**Task prompt**
Report every line in the listing that contains the string "screenshot".

-- start Listed records --

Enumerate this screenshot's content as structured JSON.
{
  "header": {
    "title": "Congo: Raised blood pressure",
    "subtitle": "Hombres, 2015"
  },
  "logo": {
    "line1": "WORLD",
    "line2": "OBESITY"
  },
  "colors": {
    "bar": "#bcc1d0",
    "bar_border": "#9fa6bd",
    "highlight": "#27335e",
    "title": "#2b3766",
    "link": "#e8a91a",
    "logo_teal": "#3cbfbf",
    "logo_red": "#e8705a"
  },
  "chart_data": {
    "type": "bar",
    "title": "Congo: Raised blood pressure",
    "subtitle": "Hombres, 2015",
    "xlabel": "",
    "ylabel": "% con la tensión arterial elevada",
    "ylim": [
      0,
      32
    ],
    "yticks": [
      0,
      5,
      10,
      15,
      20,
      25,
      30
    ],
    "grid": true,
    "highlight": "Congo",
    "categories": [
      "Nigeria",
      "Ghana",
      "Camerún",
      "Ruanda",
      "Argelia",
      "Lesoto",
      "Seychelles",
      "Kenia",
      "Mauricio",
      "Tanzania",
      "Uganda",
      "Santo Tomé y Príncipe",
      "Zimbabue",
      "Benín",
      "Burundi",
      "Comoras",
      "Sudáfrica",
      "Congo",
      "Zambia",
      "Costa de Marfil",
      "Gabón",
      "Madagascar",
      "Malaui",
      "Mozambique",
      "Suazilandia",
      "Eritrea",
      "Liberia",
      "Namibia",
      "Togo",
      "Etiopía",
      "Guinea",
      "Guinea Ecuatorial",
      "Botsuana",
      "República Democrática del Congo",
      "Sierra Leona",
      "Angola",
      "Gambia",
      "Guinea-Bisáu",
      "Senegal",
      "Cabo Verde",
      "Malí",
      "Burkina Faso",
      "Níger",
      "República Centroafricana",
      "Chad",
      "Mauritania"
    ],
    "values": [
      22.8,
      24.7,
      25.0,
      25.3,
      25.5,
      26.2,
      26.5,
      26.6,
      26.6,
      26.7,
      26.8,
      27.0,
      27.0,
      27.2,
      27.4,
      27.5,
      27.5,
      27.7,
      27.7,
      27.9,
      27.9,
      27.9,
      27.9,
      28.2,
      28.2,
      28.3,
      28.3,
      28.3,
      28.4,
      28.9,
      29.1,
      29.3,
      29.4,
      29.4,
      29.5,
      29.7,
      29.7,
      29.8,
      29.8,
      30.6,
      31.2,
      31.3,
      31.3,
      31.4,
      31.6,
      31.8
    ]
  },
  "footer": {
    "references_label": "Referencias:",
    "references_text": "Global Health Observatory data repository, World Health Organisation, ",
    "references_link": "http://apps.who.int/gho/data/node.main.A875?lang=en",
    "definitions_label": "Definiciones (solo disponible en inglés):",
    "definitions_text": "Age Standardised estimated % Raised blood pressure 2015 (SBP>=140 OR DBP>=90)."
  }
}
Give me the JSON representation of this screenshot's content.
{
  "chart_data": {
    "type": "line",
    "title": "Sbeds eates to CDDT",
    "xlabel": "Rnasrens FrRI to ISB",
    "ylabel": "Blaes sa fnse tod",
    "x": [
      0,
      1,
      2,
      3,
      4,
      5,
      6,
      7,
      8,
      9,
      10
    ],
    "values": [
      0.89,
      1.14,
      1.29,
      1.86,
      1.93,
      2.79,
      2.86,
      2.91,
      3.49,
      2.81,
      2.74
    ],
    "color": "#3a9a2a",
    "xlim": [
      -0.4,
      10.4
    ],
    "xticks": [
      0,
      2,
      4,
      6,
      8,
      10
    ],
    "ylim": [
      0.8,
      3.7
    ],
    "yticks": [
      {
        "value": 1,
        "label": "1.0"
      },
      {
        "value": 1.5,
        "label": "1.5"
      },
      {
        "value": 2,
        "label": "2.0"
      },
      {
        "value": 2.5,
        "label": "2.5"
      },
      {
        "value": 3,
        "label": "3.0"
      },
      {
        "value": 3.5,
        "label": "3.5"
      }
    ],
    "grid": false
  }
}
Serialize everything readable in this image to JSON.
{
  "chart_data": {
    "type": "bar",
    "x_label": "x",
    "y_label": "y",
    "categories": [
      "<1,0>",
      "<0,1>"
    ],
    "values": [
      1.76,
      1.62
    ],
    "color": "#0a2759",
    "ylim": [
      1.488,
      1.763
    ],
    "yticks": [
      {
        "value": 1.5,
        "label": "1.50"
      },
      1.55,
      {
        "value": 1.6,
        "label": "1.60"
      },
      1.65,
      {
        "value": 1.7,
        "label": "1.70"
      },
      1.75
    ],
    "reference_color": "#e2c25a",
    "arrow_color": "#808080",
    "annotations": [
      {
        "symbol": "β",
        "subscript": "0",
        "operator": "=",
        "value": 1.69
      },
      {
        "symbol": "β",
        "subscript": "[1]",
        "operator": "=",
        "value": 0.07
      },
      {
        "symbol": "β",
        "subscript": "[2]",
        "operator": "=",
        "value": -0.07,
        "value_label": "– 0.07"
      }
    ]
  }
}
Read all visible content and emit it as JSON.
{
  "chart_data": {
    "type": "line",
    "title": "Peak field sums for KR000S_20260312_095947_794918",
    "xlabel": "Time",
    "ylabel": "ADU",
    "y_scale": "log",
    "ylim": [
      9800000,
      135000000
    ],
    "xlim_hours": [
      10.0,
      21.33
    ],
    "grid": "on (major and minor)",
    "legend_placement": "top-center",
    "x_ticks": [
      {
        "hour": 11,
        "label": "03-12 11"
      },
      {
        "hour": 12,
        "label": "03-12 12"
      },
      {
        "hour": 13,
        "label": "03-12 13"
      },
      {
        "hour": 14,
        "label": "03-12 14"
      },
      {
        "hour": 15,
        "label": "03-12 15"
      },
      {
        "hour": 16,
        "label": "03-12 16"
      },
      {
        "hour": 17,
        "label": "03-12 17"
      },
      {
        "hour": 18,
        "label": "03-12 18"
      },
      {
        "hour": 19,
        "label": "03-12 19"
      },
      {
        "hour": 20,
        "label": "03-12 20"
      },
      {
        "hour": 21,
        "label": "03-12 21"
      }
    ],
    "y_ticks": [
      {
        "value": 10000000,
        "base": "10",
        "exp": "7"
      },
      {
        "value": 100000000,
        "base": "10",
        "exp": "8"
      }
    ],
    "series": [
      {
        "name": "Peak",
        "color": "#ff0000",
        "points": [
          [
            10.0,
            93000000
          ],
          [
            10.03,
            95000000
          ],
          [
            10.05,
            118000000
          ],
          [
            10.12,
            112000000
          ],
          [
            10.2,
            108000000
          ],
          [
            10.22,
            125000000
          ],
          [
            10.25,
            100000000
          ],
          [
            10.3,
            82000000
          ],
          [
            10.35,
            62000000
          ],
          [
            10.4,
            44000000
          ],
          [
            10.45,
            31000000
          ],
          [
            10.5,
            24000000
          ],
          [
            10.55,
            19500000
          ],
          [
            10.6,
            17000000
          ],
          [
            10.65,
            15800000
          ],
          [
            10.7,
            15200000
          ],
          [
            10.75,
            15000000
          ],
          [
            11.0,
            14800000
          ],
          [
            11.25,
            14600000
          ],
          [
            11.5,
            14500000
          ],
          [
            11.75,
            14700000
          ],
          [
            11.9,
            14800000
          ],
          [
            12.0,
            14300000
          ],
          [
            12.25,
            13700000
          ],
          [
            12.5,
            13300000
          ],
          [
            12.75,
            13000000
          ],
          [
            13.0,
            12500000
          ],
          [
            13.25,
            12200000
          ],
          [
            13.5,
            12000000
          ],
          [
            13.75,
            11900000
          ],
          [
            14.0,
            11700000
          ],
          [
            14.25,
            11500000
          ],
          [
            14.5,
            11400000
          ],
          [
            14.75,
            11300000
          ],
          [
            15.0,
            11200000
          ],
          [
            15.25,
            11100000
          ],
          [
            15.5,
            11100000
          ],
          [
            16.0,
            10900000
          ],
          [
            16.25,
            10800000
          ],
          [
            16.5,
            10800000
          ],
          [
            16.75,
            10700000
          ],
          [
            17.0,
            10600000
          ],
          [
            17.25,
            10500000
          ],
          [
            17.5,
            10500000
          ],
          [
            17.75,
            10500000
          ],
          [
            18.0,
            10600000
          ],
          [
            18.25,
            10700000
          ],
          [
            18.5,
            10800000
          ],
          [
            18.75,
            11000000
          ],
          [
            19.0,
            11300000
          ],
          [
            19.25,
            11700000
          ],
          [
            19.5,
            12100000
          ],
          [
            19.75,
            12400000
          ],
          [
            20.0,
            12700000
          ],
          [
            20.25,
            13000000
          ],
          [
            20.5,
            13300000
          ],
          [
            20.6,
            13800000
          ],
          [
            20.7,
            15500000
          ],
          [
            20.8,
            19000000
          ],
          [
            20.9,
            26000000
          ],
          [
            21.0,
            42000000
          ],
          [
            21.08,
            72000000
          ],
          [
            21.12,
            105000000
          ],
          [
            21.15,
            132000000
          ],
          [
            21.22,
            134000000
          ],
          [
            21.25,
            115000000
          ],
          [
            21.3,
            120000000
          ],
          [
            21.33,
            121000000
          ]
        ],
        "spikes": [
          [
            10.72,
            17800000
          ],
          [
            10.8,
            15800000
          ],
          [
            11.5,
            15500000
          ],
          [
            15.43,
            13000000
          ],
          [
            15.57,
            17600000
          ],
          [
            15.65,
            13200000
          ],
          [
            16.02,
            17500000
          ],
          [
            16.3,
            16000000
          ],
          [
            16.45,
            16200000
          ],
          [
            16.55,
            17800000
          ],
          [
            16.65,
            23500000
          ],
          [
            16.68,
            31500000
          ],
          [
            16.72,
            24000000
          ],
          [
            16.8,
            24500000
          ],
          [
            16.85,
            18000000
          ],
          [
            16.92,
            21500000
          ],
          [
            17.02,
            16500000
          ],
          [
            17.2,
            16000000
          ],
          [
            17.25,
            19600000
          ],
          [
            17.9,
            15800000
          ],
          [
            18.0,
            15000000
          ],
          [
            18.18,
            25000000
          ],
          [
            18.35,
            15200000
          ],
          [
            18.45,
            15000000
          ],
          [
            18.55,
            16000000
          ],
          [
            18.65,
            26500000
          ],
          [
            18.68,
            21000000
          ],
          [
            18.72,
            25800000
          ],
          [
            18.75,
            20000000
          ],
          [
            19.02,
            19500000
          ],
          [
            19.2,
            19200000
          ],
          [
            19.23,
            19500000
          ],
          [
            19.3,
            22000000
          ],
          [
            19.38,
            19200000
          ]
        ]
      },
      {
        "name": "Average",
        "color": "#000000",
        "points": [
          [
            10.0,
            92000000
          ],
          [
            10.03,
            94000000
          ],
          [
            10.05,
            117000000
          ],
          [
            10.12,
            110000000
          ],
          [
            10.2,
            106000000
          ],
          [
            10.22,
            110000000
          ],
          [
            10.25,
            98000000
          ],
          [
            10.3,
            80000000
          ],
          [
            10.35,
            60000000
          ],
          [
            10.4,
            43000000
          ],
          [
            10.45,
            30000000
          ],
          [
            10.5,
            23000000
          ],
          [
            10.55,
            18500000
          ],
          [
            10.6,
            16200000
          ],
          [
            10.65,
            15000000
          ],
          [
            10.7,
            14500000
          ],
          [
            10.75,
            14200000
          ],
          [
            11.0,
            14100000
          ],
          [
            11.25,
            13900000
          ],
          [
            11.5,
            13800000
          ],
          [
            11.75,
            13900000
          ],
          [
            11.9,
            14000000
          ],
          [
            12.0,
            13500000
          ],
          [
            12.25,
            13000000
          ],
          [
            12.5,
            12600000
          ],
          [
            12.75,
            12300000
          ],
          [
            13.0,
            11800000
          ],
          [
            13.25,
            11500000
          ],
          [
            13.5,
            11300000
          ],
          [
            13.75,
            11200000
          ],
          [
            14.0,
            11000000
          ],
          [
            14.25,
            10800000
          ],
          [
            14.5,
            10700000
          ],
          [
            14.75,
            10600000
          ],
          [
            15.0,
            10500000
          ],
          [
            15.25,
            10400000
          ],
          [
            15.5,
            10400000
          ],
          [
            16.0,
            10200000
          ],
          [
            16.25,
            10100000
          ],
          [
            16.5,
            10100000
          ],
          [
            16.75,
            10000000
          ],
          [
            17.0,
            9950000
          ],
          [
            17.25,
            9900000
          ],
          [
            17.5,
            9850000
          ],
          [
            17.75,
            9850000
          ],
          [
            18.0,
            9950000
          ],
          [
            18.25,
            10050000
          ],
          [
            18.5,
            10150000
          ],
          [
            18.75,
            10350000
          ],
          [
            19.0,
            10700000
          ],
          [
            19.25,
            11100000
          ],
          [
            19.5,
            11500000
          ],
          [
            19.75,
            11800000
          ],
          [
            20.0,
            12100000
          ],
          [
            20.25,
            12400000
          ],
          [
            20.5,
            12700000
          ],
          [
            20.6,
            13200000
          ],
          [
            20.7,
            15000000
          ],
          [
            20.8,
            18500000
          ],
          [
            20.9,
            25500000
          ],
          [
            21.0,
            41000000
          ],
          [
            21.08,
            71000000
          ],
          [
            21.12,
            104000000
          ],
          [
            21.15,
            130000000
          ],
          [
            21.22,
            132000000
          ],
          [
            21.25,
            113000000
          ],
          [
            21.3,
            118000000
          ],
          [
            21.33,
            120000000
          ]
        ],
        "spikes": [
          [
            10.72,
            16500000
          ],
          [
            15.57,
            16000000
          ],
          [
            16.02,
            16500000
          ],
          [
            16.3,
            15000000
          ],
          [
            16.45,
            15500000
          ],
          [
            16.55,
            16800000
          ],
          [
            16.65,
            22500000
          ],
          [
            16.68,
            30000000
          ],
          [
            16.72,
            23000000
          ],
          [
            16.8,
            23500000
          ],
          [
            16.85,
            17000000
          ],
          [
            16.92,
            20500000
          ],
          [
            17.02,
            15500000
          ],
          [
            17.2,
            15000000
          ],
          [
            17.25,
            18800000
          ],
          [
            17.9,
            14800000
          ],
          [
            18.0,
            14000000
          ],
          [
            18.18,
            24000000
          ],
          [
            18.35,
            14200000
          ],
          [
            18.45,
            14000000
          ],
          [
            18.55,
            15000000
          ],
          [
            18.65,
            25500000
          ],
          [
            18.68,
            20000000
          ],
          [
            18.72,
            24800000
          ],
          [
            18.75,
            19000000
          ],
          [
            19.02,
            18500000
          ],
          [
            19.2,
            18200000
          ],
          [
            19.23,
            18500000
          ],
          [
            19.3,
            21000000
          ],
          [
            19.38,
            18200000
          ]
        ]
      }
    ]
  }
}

-- end Listed records --

**Exercise solution**
Enumerate this screenshot's content as structured JSON.
Give me the JSON representation of this screenshot's content.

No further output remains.